• **Material provided**:
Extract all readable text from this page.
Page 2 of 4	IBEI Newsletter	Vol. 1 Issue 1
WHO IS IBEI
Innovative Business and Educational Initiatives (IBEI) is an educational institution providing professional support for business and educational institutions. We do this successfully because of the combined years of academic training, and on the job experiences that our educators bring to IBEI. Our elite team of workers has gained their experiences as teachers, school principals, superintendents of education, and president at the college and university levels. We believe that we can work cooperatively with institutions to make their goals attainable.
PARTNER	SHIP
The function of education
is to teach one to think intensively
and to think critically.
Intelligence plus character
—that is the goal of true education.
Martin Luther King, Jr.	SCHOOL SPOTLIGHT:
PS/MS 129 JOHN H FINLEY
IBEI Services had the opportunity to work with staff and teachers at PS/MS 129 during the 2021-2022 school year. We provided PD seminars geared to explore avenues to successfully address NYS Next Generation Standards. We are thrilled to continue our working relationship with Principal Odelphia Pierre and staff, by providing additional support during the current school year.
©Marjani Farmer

• **Exercise**:
Copy all lines from the data that hold the word "work".

• **Task result**:
Innovative Business and Educational Initiatives (IBEI) is an educational institution providing professional support for business and educational institutions. We do this successfully because of the combined years of academic training, and on the job experiences that our educators bring to IBEI. Our elite team of workers has gained their experiences as teachers, school principals, superintendents of education, and president at the college and university levels. We believe that we can work cooperatively with institutions to make their goals attainable.
IBEI Services had the opportunity to work with staff and teachers at PS/MS 129 during the 2021-2022 school year. We provided PD seminars geared to explore avenues to successfully address NYS Next Generation Standards. We are thrilled to continue our working relationship with Principal Odelphia Pierre and staff, by providing additional support during the current school year.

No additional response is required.